Written exercise:
Answer with a single number: the count of lines that hold "Vegetation".

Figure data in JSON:
------------------------------------------------------------------------

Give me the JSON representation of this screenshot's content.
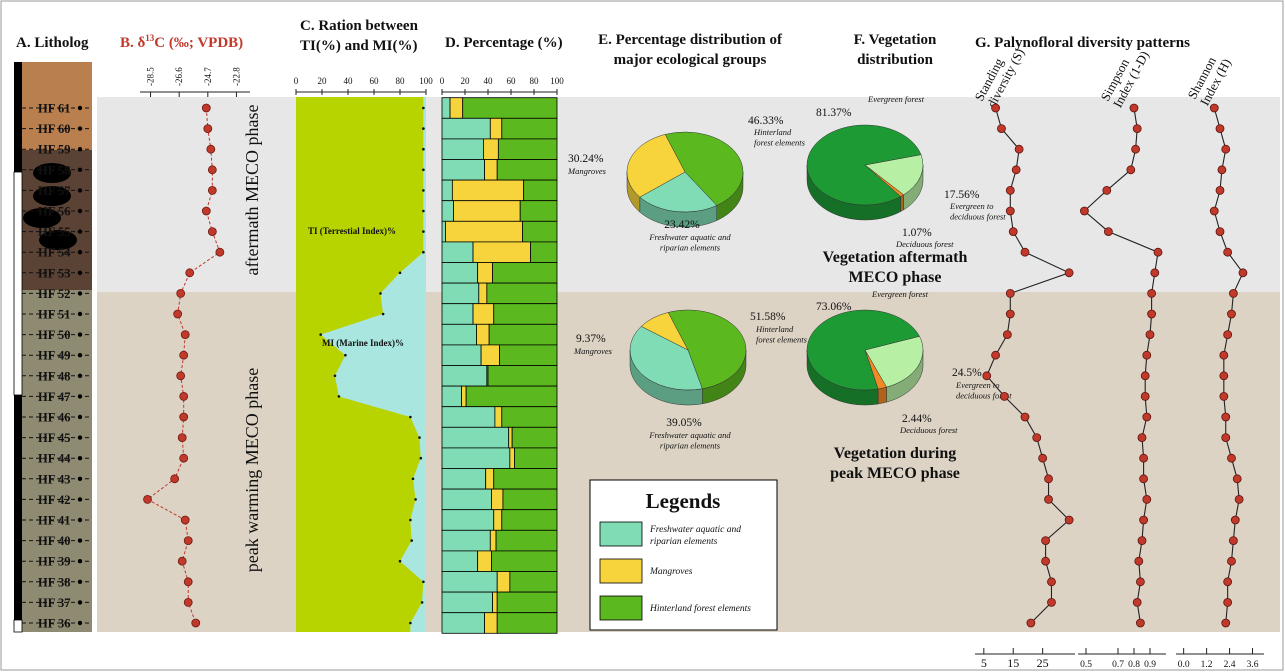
{
  "chart_data": [
    {
      "type": "litholog",
      "title": "A. Litholog",
      "samples": [
        "HF 61",
        "HF 60",
        "HF 59",
        "HF 58",
        "HF 57",
        "HF 56",
        "HF 55",
        "HF 54",
        "HF 53",
        "HF 52",
        "HF 51",
        "HF 50",
        "HF 49",
        "HF 48",
        "HF 47",
        "HF 46",
        "HF 45",
        "HF 44",
        "HF 43",
        "HF 42",
        "HF 41",
        "HF 40",
        "HF 39",
        "HF 38",
        "HF 37",
        "HF 36"
      ]
    },
    {
      "type": "line",
      "title": [
        "B. δ",
        "13",
        "C (‰; VPDB)"
      ],
      "xlim": [
        -29.2,
        -21.9
      ],
      "xticks": [
        -28.5,
        -26.6,
        -24.7,
        -22.8
      ],
      "color": "#c0392b",
      "values": [
        -24.8,
        -24.7,
        -24.5,
        -24.4,
        -24.4,
        -24.8,
        -24.4,
        -23.9,
        -25.9,
        -26.5,
        -26.7,
        -26.2,
        -26.3,
        -26.5,
        -26.3,
        -26.3,
        -26.4,
        -26.3,
        -26.9,
        -28.7,
        -26.2,
        -26.0,
        -26.4,
        -26.0,
        -26.0,
        -25.5
      ],
      "annotations": [
        "aftermath MECO phase",
        "peak warming MECO phase"
      ],
      "annotation_color": "#e8892c"
    },
    {
      "type": "area",
      "title": [
        "C.  Ration between",
        "TI(%) and MI(%)"
      ],
      "xlim": [
        0,
        100
      ],
      "xticks": [
        0,
        20,
        40,
        60,
        80,
        100
      ],
      "series": [
        {
          "name": "TI (Terrestial Index)%",
          "color": "#b7d300",
          "values": [
            98,
            98,
            98,
            98,
            98,
            98,
            98,
            98,
            80,
            65,
            67,
            19,
            38,
            30,
            33,
            88,
            95,
            96,
            90,
            92,
            88,
            89,
            80,
            98,
            97,
            88
          ]
        },
        {
          "name": "MI (Marine Index)%",
          "color": "#a8e6df",
          "values": [
            2,
            2,
            2,
            2,
            2,
            2,
            2,
            2,
            20,
            35,
            33,
            81,
            62,
            70,
            67,
            12,
            5,
            4,
            10,
            8,
            12,
            11,
            20,
            2,
            3,
            12
          ]
        }
      ]
    },
    {
      "type": "stacked-bar",
      "title": "D. Percentage (%)",
      "xlim": [
        0,
        100
      ],
      "xticks": [
        0,
        20,
        40,
        60,
        80,
        100
      ],
      "legend_title": "Legends",
      "series": [
        {
          "name": "Freshwater aquatic and riparian elements",
          "color": "#7fdcb5",
          "values": [
            7,
            42,
            36,
            37,
            9,
            10,
            3,
            27,
            31,
            32,
            27,
            30,
            34,
            39,
            17,
            46,
            58,
            59,
            38,
            43,
            45,
            42,
            31,
            48,
            44,
            37
          ]
        },
        {
          "name": "Mangroves",
          "color": "#f7d43c",
          "values": [
            11,
            10,
            13,
            11,
            62,
            58,
            67,
            50,
            13,
            7,
            18,
            11,
            16,
            1,
            4,
            6,
            3,
            4,
            7,
            10,
            7,
            5,
            12,
            11,
            4,
            11
          ]
        },
        {
          "name": "Hinterland forest elements",
          "color": "#5cb81f",
          "values": [
            82,
            48,
            51,
            52,
            29,
            32,
            30,
            23,
            56,
            61,
            55,
            59,
            50,
            60,
            79,
            48,
            39,
            37,
            55,
            47,
            48,
            53,
            57,
            41,
            52,
            52
          ]
        }
      ]
    },
    {
      "type": "pie",
      "title": [
        "E. Percentage distribution of",
        "major ecological groups"
      ],
      "colors": [
        "#5cb81f",
        "#7fdcb5",
        "#f7d43c"
      ],
      "pies": [
        {
          "values": [
            46.33,
            23.42,
            30.24
          ],
          "value_labels": [
            "46.33%",
            "23.42%",
            "30.24%"
          ],
          "labels": [
            [
              "Hinterland",
              "forest elements"
            ],
            [
              "Freshwater aquatic and",
              "riparian elements"
            ],
            [
              "Mangroves"
            ]
          ]
        },
        {
          "values": [
            51.58,
            39.05,
            9.37
          ],
          "value_labels": [
            "51.58%",
            "39.05%",
            "9.37%"
          ],
          "labels": [
            [
              "Hinterland",
              "forest elements"
            ],
            [
              "Freshwater aquatic and",
              "riparian elements"
            ],
            [
              "Mangroves"
            ]
          ]
        }
      ]
    },
    {
      "type": "pie",
      "title": [
        "F. Vegetation",
        "distribution"
      ],
      "colors": [
        "#1e9a35",
        "#b7efa5",
        "#f08a24"
      ],
      "pies": [
        {
          "values": [
            81.37,
            17.56,
            1.07
          ],
          "value_labels": [
            "81.37%",
            "17.56%",
            "1.07%"
          ],
          "labels": [
            [
              "Evergreen forest"
            ],
            [
              "Evergreen to",
              "deciduous forest"
            ],
            [
              "Deciduous forest"
            ]
          ],
          "caption": [
            "Vegetation aftermath",
            "MECO phase"
          ]
        },
        {
          "values": [
            73.06,
            24.5,
            2.44
          ],
          "value_labels": [
            "73.06%",
            "24.5%",
            "2.44%"
          ],
          "labels": [
            [
              "Evergreen forest"
            ],
            [
              "Evergreen to",
              "deciduous forest"
            ],
            [
              "Deciduous forest"
            ]
          ],
          "caption": [
            "Vegetation during",
            "peak MECO phase"
          ]
        }
      ]
    },
    {
      "type": "multi-line",
      "title": "G. Palynofloral diversity patterns",
      "color": "#c0392b",
      "panels": [
        {
          "name": [
            "Standing",
            "diversity (S)"
          ],
          "xlim": [
            2,
            36
          ],
          "xticks": [
            5,
            15,
            25
          ],
          "values": [
            9,
            11,
            17,
            16,
            14,
            14,
            15,
            19,
            34,
            14,
            14,
            13,
            9,
            6,
            12,
            19,
            23,
            25,
            27,
            27,
            34,
            26,
            26,
            28,
            28,
            21
          ]
        },
        {
          "name": [
            "Simpson",
            "Index (1-D)"
          ],
          "xlim": [
            0.45,
            1.0
          ],
          "xticks": [
            0.5,
            0.7,
            0.8,
            0.9
          ],
          "values": [
            0.8,
            0.82,
            0.81,
            0.78,
            0.63,
            0.49,
            0.64,
            0.95,
            0.93,
            0.91,
            0.91,
            0.9,
            0.88,
            0.87,
            0.87,
            0.88,
            0.85,
            0.86,
            0.86,
            0.88,
            0.86,
            0.85,
            0.83,
            0.84,
            0.82,
            0.84
          ]
        },
        {
          "name": [
            "Shannon",
            "Index (H)"
          ],
          "xlim": [
            -0.4,
            4.2
          ],
          "xticks": [
            {
              "value": 0,
              "label": "0.0"
            },
            1.2,
            2.4,
            3.6
          ],
          "values": [
            1.6,
            1.9,
            2.2,
            2.0,
            1.9,
            1.6,
            1.9,
            2.3,
            3.1,
            2.6,
            2.5,
            2.3,
            2.1,
            2.1,
            2.1,
            2.2,
            2.2,
            2.5,
            2.8,
            2.9,
            2.7,
            2.6,
            2.5,
            2.3,
            2.3,
            2.2
          ]
        }
      ]
    }
  ]
}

------------------------------------------------------------------------

Reply:
3